§ Stated task:
Please give the data below again in full, exactly as it stands.

——

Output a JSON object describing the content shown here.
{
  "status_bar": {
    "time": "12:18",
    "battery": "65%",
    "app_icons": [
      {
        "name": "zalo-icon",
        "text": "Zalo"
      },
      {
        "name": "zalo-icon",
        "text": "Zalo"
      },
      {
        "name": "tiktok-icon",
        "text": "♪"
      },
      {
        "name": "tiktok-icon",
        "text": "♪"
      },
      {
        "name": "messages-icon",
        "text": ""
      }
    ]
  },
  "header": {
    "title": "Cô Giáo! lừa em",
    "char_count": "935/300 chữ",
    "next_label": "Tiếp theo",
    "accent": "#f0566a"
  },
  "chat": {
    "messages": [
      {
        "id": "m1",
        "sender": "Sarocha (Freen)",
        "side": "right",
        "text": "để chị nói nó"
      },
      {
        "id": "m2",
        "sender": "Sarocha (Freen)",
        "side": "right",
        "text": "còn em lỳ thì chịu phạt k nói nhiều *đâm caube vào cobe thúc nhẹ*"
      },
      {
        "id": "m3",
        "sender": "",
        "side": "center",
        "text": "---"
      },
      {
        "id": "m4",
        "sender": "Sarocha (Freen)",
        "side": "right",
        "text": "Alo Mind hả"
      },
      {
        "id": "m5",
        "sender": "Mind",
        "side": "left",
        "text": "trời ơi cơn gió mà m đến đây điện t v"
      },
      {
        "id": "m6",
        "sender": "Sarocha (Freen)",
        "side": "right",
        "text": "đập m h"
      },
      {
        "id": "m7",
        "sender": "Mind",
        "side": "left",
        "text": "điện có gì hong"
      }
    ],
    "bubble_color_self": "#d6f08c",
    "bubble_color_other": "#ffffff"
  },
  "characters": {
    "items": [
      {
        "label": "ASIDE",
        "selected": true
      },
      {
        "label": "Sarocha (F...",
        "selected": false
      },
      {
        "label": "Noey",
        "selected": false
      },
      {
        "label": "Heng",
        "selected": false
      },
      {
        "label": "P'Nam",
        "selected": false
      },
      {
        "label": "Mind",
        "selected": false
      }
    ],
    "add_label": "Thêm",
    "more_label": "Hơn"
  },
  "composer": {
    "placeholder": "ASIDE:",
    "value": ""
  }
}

——

§ Reply:
Output a JSON object describing the content shown here.
{
  "status_bar": {
    "time": "12:18",
    "battery": "65%",
    "app_icons": [
      {
        "name": "zalo-icon",
        "text": "Zalo"
      },
      {
        "name": "zalo-icon",
        "text": "Zalo"
      },
      {
        "name": "tiktok-icon",
        "text": "♪"
      },
      {
        "name": "tiktok-icon",
        "text": "♪"
      },
      {
        "name": "messages-icon",
        "text": ""
      }
    ]
  },
  "header": {
    "title": "Cô Giáo! lừa em",
    "char_count": "935/300 chữ",
    "next_label": "Tiếp theo",
    "accent": "#f0566a"
  },
  "chat": {
    "messages": [
      {
        "id": "m1",
        "sender": "Sarocha (Freen)",
        "side": "right",
        "text": "để chị nói nó"
      },
      {
        "id": "m2",
        "sender": "Sarocha (Freen)",
        "side": "right",
        "text": "còn em lỳ thì chịu phạt k nói nhiều *đâm caube vào cobe thúc nhẹ*"
      },
      {
        "id": "m3",
        "sender": "",
        "side": "center",
        "text": "---"
      },
      {
        "id": "m4",
        "sender": "Sarocha (Freen)",
        "side": "right",
        "text": "Alo Mind hả"
      },
      {
        "id": "m5",
        "sender": "Mind",
        "side": "left",
        "text": "trời ơi cơn gió mà m đến đây điện t v"
      },
      {
        "id": "m6",
        "sender": "Sarocha (Freen)",
        "side": "right",
        "text": "đập m h"
      },
      {
        "id": "m7",
        "sender": "Mind",
        "side": "left",
        "text": "điện có gì hong"
      }
    ],
    "bubble_color_self": "#d6f08c",
    "bubble_color_other": "#ffffff"
  },
  "characters": {
    "items": [
      {
        "label": "ASIDE",
        "selected": true
      },
      {
        "label": "Sarocha (F...",
        "selected": false
      },
      {
        "label": "Noey",
        "selected": false
      },
      {
        "label": "Heng",
        "selected": false
      },
      {
        "label": "P'Nam",
        "selected": false
      },
      {
        "label": "Mind",
        "selected": false
      }
    ],
    "add_label": "Thêm",
    "more_label": "Hơn"
  },
  "composer": {
    "placeholder": "ASIDE:",
    "value": ""
  }
}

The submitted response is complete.